> To do
Check every line of the data below for the string "следует", and copy the ones that hold it.

> Extracted entries
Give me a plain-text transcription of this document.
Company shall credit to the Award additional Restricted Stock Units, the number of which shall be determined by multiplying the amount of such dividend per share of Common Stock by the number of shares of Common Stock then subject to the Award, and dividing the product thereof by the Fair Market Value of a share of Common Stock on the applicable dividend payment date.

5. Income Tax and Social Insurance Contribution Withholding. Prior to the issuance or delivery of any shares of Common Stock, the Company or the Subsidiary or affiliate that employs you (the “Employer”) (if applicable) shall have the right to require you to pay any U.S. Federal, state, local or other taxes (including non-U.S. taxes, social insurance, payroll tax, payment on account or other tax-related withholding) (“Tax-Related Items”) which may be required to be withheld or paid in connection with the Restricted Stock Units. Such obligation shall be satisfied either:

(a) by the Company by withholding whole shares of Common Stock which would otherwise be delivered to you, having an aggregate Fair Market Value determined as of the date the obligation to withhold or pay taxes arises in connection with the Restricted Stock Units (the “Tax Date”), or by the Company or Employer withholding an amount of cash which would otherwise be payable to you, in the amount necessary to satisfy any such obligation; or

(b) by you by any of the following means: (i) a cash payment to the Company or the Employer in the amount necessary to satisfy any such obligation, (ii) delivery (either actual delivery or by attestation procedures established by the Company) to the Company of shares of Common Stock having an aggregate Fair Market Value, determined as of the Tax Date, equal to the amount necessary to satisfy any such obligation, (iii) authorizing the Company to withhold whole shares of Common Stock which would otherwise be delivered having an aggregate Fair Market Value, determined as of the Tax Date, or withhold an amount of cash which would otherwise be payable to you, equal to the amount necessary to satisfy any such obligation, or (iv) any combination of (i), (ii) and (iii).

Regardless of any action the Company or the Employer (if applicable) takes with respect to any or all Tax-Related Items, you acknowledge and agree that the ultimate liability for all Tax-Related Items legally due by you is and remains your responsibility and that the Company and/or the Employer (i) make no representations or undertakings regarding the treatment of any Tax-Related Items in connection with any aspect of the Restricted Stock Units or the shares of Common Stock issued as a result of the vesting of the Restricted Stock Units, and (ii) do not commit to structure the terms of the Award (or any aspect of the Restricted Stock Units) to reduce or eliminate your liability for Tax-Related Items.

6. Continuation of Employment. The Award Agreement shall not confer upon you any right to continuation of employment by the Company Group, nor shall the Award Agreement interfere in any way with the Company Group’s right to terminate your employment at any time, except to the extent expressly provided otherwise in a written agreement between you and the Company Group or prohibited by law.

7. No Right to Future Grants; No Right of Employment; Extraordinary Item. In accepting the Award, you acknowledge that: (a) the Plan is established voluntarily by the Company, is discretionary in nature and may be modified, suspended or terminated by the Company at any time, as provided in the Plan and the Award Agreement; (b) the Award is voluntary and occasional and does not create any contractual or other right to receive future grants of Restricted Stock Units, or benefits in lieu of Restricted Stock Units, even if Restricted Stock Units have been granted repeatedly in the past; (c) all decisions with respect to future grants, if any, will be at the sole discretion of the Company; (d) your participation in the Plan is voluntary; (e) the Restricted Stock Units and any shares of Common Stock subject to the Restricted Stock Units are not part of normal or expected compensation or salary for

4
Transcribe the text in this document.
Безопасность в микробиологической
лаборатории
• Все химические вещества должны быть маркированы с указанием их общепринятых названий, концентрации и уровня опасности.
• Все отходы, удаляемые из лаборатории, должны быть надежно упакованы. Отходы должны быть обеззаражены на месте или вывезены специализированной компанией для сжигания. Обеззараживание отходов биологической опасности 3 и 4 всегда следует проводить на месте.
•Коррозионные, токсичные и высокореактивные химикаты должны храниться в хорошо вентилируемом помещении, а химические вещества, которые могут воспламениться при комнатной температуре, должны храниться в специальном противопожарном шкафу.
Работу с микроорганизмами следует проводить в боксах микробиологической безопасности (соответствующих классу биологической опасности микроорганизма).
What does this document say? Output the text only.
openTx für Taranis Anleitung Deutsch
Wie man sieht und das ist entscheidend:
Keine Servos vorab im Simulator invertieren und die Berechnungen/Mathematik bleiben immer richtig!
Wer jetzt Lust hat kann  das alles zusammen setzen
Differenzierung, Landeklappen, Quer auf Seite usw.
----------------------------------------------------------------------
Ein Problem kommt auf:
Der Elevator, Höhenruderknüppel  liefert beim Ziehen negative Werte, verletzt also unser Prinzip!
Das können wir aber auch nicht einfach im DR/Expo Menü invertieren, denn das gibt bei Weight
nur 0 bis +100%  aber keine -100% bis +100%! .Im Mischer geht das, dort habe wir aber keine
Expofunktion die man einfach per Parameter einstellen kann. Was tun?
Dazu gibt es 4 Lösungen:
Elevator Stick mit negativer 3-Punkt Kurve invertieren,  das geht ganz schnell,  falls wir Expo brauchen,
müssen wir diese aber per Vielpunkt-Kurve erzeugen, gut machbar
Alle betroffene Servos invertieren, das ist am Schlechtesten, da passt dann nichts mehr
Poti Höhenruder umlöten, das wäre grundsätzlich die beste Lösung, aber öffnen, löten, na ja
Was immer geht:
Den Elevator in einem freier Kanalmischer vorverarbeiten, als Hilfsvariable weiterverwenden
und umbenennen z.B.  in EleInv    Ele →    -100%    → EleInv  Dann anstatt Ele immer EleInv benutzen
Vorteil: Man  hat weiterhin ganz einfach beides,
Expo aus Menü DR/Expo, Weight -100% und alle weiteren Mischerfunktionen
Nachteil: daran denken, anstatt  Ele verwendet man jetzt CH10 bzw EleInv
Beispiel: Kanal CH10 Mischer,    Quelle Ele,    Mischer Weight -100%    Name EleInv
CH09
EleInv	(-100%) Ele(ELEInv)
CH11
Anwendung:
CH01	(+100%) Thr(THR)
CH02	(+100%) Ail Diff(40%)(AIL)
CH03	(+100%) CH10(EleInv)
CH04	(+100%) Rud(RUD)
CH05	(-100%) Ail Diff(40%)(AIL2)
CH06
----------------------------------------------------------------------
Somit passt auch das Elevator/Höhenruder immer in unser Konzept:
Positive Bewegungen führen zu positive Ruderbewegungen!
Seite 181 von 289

> Written solution
• Все отходы, удаляемые из лаборатории, должны быть надежно упакованы. Отходы должны быть обеззаражены на месте или вывезены специализированной компанией для сжигания. Обеззараживание отходов биологической опасности 3 и 4 всегда следует проводить на месте.
Работу с микроорганизмами следует проводить в боксах микробиологической безопасности (соответствующих классу биологической опасности микроорганизма).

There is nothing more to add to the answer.